■ **Dataset rows about figures**
======
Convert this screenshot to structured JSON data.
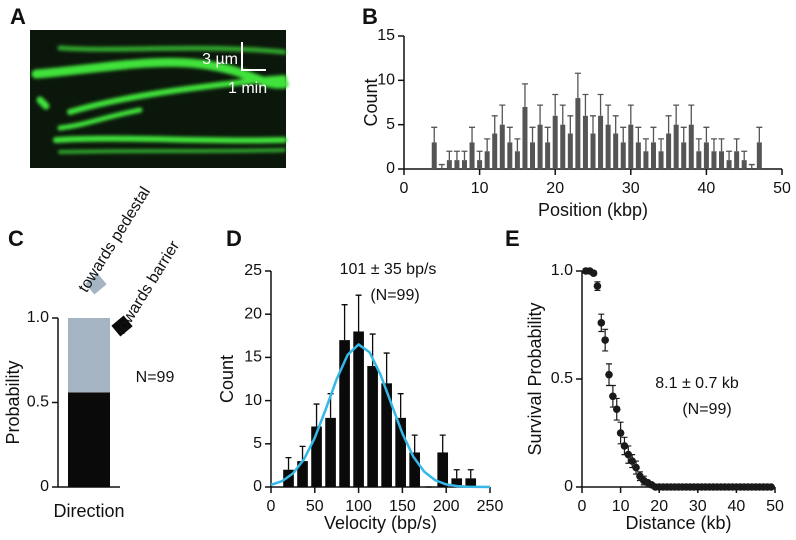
{
  "panel_labels": [
    "A",
    "B",
    "C",
    "D",
    "E"
  ],
  "image": {
    "scale_length": "3 µm",
    "scale_time": "1 min"
  },
  "chart_data": [
    {
      "type": "bar",
      "xlabel": "Position (kbp)",
      "ylabel": "Count",
      "color": "#555555",
      "x": [
        4,
        5,
        6,
        7,
        8,
        9,
        10,
        11,
        12,
        13,
        14,
        15,
        16,
        17,
        18,
        19,
        20,
        21,
        22,
        23,
        24,
        25,
        26,
        27,
        28,
        29,
        30,
        31,
        32,
        33,
        34,
        35,
        36,
        37,
        38,
        39,
        40,
        41,
        42,
        43,
        44,
        45,
        46,
        47
      ],
      "values": [
        3,
        0,
        1,
        1,
        1,
        3,
        1,
        2,
        4,
        5,
        3,
        2,
        7,
        3,
        5,
        3,
        6,
        5,
        4,
        8,
        6,
        4,
        6,
        5,
        4,
        3,
        5,
        3,
        2,
        3,
        2,
        4,
        5,
        3,
        5,
        2,
        3,
        2,
        2,
        1,
        2,
        1,
        0,
        3
      ],
      "errors": [
        1.7,
        0.5,
        1,
        1,
        1,
        1.7,
        1,
        1.4,
        2,
        2.2,
        1.7,
        1.4,
        2.6,
        1.7,
        2.2,
        1.7,
        2.4,
        2.2,
        2,
        2.8,
        2.4,
        2,
        2.4,
        2.2,
        2,
        1.7,
        2.2,
        1.7,
        1.4,
        1.7,
        1.4,
        2,
        2.2,
        1.7,
        2.2,
        1.4,
        1.7,
        1.4,
        1.4,
        1,
        1.4,
        1,
        0.5,
        1.7
      ],
      "xlim": [
        0,
        50
      ],
      "xticks": [
        0,
        10,
        20,
        30,
        40,
        50
      ],
      "ylim": [
        0,
        15
      ],
      "yticks": [
        0,
        5,
        10,
        15
      ]
    },
    {
      "type": "stacked_bar",
      "xlabel": "Direction",
      "ylabel": "Probability",
      "categories": [
        null
      ],
      "series": [
        {
          "name": "towards barrier",
          "color": "#0a0a0a",
          "values": [
            0.56
          ]
        },
        {
          "name": "towards pedestal",
          "color": "#a4b4c2",
          "values": [
            0.44
          ]
        }
      ],
      "ylim": [
        0,
        1
      ],
      "yticks": [
        0,
        0.5,
        {
          "value": 1,
          "label": "1.0"
        }
      ],
      "annotations": [
        "N=99"
      ]
    },
    {
      "type": "histogram",
      "xlabel": "Velocity (bp/s)",
      "ylabel": "Count",
      "color": "#0a0a0a",
      "bins": [
        12,
        28,
        44,
        60,
        76,
        92,
        108,
        124,
        140,
        156,
        172,
        188,
        204,
        220,
        236
      ],
      "values": [
        2,
        3,
        7,
        8,
        17,
        18,
        14,
        12,
        8,
        4,
        0,
        4,
        1,
        1
      ],
      "errors": [
        1.4,
        1.7,
        2.6,
        2.8,
        4.1,
        4.2,
        3.7,
        3.5,
        2.8,
        2,
        0,
        2,
        1,
        1
      ],
      "fit": {
        "color": "#35b8e8",
        "x": [
          0,
          12.5,
          25,
          37.5,
          50,
          62.5,
          75,
          87.5,
          100,
          112.5,
          125,
          137.5,
          150,
          162.5,
          175,
          187.5,
          200,
          212.5,
          225,
          237.5,
          250
        ],
        "values": [
          0.26,
          0.67,
          1.56,
          3.18,
          5.7,
          9.0,
          12.5,
          15.3,
          16.5,
          15.6,
          13.0,
          9.6,
          6.2,
          3.5,
          1.77,
          0.78,
          0.3,
          0.1,
          0.03,
          0.01,
          0
        ]
      },
      "xlim": [
        0,
        250
      ],
      "xticks": [
        0,
        50,
        100,
        150,
        200,
        250
      ],
      "ylim": [
        0,
        25
      ],
      "yticks": [
        0,
        5,
        10,
        15,
        20,
        25
      ],
      "annotations": [
        "101 ± 35 bp/s",
        "(N=99)"
      ]
    },
    {
      "type": "scatter",
      "xlabel": "Distance (kb)",
      "ylabel": "Survival Probability",
      "color": "#1a1a1a",
      "x": [
        1,
        2,
        3,
        4,
        5,
        6,
        7,
        8,
        9,
        10,
        11,
        12,
        13,
        14,
        15,
        16,
        17,
        18,
        19,
        20,
        21,
        22,
        23,
        24,
        25,
        26,
        27,
        28,
        29,
        30,
        31,
        32,
        33,
        34,
        35,
        36,
        37,
        38,
        39,
        40,
        41,
        42,
        43,
        44,
        45,
        46,
        47,
        48,
        49
      ],
      "values": [
        1,
        1,
        0.99,
        0.93,
        0.76,
        0.68,
        0.52,
        0.42,
        0.36,
        0.25,
        0.19,
        0.15,
        0.12,
        0.09,
        0.05,
        0.03,
        0.02,
        0.01,
        0,
        0,
        0,
        0,
        0,
        0,
        0,
        0,
        0,
        0,
        0,
        0,
        0,
        0,
        0,
        0,
        0,
        0,
        0,
        0,
        0,
        0,
        0,
        0,
        0,
        0,
        0,
        0,
        0,
        0,
        0
      ],
      "errors": [
        0.01,
        0.01,
        0.01,
        0.02,
        0.04,
        0.05,
        0.05,
        0.05,
        0.05,
        0.05,
        0.04,
        0.04,
        0.03,
        0.03,
        0.02,
        0.02,
        0.01,
        0.01,
        0,
        0,
        0,
        0,
        0,
        0,
        0,
        0,
        0,
        0,
        0,
        0,
        0,
        0,
        0,
        0,
        0,
        0,
        0,
        0,
        0,
        0,
        0,
        0,
        0,
        0,
        0,
        0,
        0,
        0,
        0
      ],
      "xlim": [
        0,
        50
      ],
      "xticks": [
        0,
        10,
        20,
        30,
        40,
        50
      ],
      "ylim": [
        0,
        1
      ],
      "yticks": [
        0,
        0.5,
        {
          "value": 1,
          "label": "1.0"
        }
      ],
      "annotations": [
        "8.1 ± 0.7 kb",
        "(N=99)"
      ]
    }
  ]
}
======
Return each line of the data that contains the string "Probability".

■ **Output of the task**
      "ylabel": "Probability",
      "ylabel": "Survival Probability",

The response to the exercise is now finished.